• **Work required**:
Using the data below, gather each line that includes the word "color".

• **Entries shown**:
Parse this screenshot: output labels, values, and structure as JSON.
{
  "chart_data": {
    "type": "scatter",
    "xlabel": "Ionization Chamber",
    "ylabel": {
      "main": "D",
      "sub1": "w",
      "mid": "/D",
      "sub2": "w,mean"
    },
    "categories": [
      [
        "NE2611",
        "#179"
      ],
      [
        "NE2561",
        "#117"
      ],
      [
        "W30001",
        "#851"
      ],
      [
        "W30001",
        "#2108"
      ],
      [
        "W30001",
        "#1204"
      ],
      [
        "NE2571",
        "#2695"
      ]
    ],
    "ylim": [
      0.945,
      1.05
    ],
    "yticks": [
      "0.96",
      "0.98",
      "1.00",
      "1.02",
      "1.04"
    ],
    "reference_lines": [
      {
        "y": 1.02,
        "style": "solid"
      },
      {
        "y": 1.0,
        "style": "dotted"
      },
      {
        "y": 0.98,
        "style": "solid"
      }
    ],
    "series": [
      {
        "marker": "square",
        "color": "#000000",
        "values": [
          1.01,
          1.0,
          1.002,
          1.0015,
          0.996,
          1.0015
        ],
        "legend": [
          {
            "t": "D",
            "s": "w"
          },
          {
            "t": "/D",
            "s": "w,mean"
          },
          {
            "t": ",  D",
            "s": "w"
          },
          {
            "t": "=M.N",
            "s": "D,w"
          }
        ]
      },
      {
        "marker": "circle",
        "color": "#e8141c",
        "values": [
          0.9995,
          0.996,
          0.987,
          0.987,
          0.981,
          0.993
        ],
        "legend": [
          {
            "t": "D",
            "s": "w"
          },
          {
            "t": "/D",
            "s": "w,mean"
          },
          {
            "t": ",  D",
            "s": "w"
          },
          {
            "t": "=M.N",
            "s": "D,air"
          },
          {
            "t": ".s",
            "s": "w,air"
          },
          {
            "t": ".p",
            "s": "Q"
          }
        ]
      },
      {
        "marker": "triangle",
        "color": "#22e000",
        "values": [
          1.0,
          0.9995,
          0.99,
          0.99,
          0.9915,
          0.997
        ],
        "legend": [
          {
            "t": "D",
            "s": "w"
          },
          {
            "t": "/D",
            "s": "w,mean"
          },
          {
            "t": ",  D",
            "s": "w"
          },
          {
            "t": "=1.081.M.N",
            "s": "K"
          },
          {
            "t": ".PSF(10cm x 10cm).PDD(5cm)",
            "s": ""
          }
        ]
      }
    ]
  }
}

• **Output below**:
        "color": "#000000",
        "color": "#e8141c",
        "color": "#22e000",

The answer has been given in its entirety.